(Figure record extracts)
>>
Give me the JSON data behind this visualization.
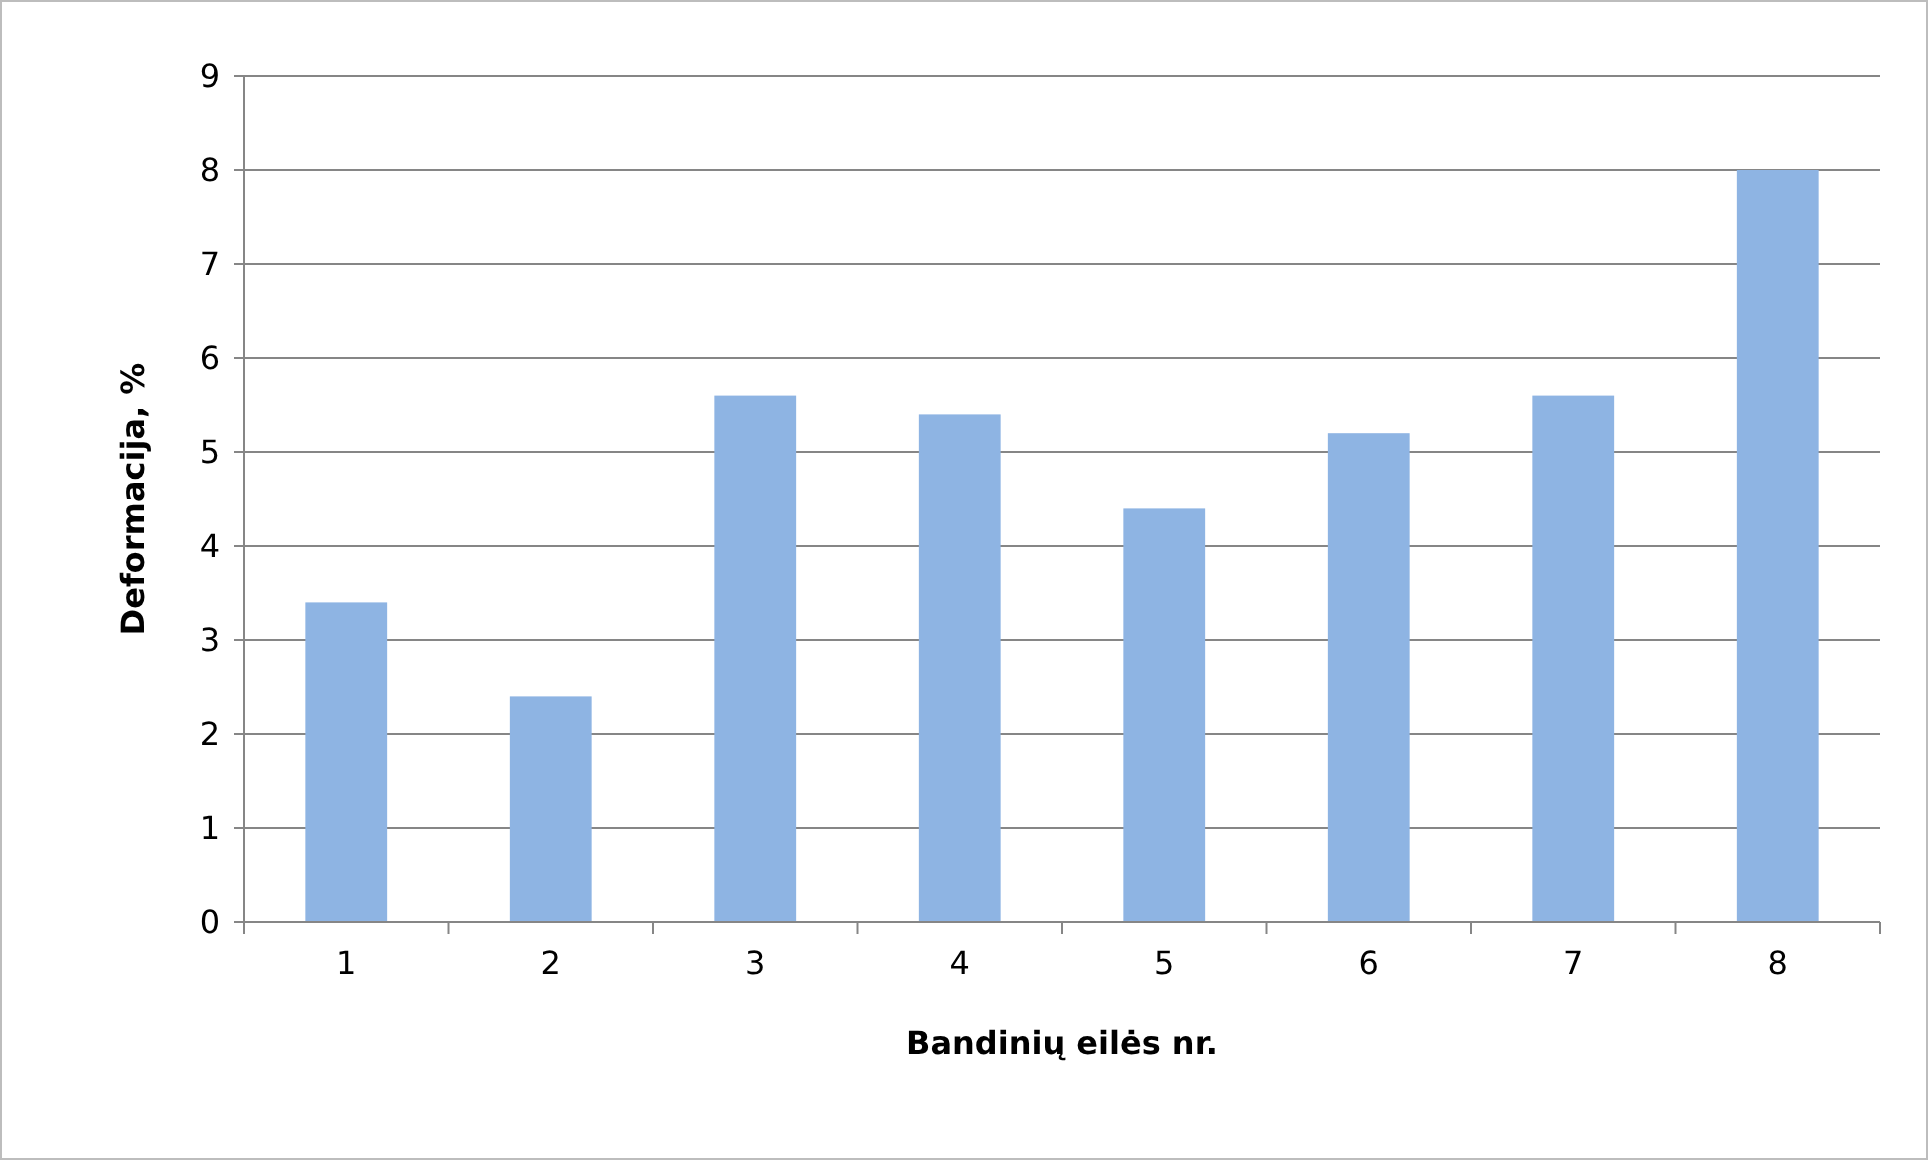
{
  "chart_data": {
    "type": "bar",
    "xlabel": "Bandinių eilės nr.",
    "ylabel": "Deformacija, %",
    "categories": [
      "1",
      "2",
      "3",
      "4",
      "5",
      "6",
      "7",
      "8"
    ],
    "values": [
      3.4,
      2.4,
      5.6,
      5.4,
      4.4,
      5.2,
      5.6,
      8.0
    ],
    "color": "#8eb4e3",
    "ylim": [
      0,
      9
    ],
    "yticks": [
      0,
      1,
      2,
      3,
      4,
      5,
      6,
      7,
      8,
      9
    ],
    "grid": "y"
  }
}
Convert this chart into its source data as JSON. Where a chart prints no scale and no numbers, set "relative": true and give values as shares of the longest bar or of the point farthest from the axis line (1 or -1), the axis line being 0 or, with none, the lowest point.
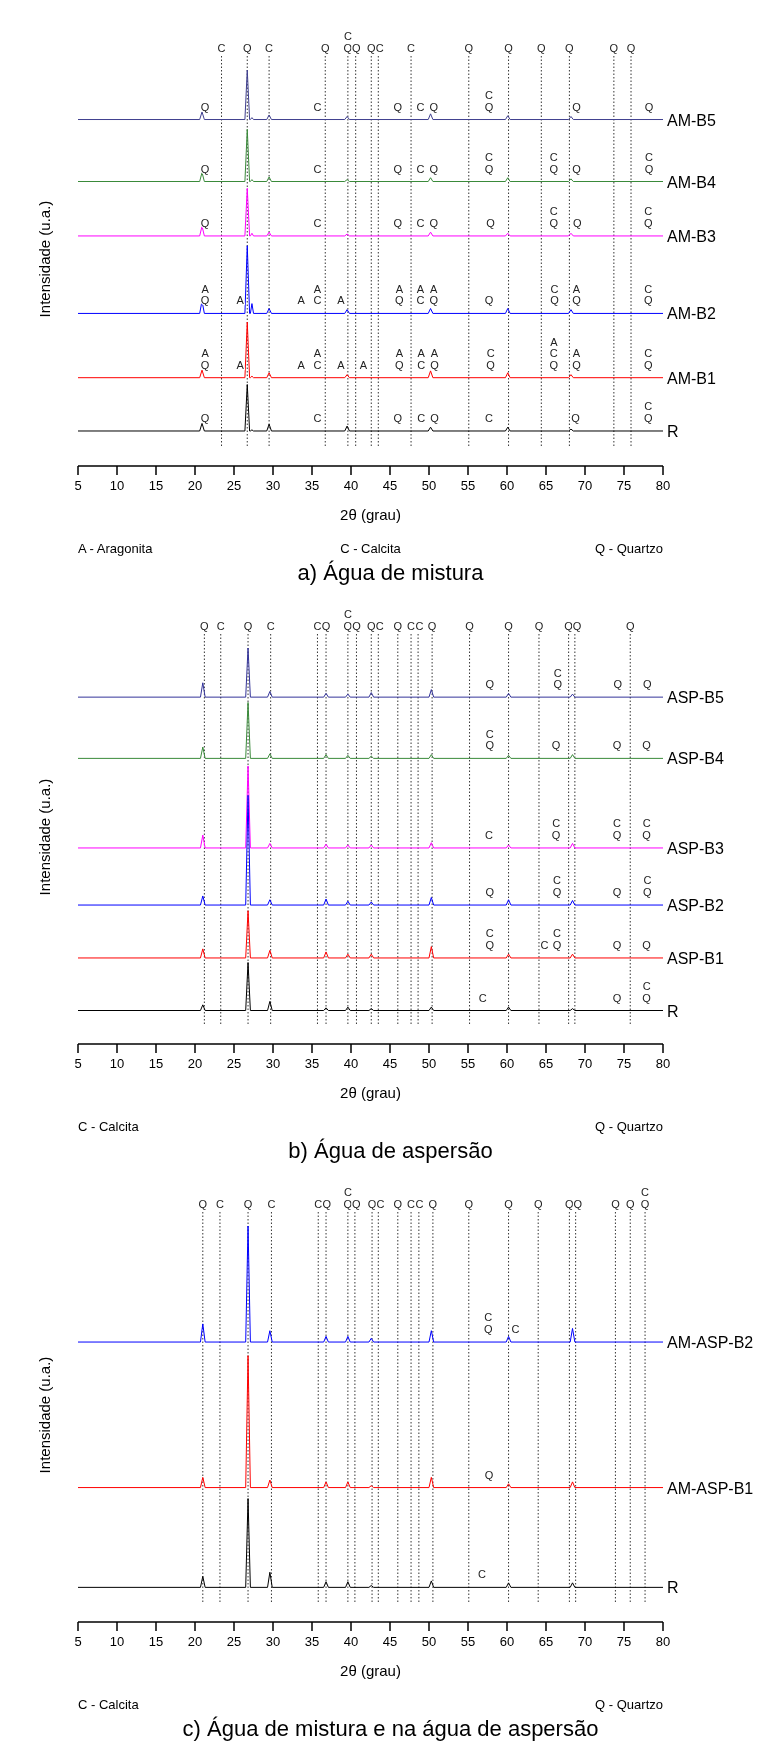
<<
- What is asked -
Without the images, write out each line of the data verbatim.

- Completed exercise -
Give me the JSON data behind this visualization.
{
  "chart_data": {
    "type": "bar",
    "xlabel": "Bandinių eilės nr.",
    "ylabel": "Deformacija, %",
    "categories": [
      "1",
      "2",
      "3",
      "4",
      "5",
      "6",
      "7",
      "8"
    ],
    "values": [
      3.4,
      2.4,
      5.6,
      5.4,
      4.4,
      5.2,
      5.6,
      8.0
    ],
    "color": "#8eb4e3",
    "ylim": [
      0,
      9
    ],
    "yticks": [
      0,
      1,
      2,
      3,
      4,
      5,
      6,
      7,
      8,
      9
    ],
    "grid": "y"
  }
}
Convert this chart into its source data as JSON. Where a chart prints no scale and no numbers, set "relative": true and give values as shares of the longest bar or of the point farthest from the axis line (1 or -1), the axis line being 0 or, with none, the lowest point.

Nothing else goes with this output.